▶ **What is expected**
Pick out all lines of the entries that include the word "Nested" and copy them.

▶ **Records shown**
§

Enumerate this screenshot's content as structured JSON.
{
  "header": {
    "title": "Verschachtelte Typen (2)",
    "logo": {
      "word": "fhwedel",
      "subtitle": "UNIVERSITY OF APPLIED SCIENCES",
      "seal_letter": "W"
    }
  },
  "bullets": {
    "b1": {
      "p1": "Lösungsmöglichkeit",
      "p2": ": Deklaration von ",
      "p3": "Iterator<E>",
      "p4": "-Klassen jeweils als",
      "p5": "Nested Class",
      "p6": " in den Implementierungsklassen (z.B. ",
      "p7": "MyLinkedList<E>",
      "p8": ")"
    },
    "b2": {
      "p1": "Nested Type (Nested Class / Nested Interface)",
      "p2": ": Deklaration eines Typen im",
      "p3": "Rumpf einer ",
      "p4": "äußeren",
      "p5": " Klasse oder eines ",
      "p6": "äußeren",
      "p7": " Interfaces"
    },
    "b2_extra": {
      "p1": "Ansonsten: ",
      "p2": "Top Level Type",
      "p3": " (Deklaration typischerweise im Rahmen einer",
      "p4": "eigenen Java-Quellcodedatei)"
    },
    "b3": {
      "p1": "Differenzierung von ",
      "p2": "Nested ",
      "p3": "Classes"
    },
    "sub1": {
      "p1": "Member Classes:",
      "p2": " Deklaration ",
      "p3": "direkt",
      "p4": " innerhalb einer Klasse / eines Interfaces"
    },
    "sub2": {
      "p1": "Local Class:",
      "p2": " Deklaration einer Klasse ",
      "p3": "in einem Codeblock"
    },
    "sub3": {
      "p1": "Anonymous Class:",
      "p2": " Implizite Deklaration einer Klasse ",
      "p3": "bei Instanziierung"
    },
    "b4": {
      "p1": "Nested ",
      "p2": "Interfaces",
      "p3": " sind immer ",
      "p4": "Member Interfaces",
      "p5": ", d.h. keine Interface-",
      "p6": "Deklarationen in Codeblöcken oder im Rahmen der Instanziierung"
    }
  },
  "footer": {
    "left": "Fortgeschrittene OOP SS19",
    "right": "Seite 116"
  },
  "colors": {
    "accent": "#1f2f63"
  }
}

§

▶ **Output for this task**
      "p5": "Nested Class",
      "p1": "Nested Type (Nested Class / Nested Interface)",
      "p2": "Nested ",
      "p1": "Nested ",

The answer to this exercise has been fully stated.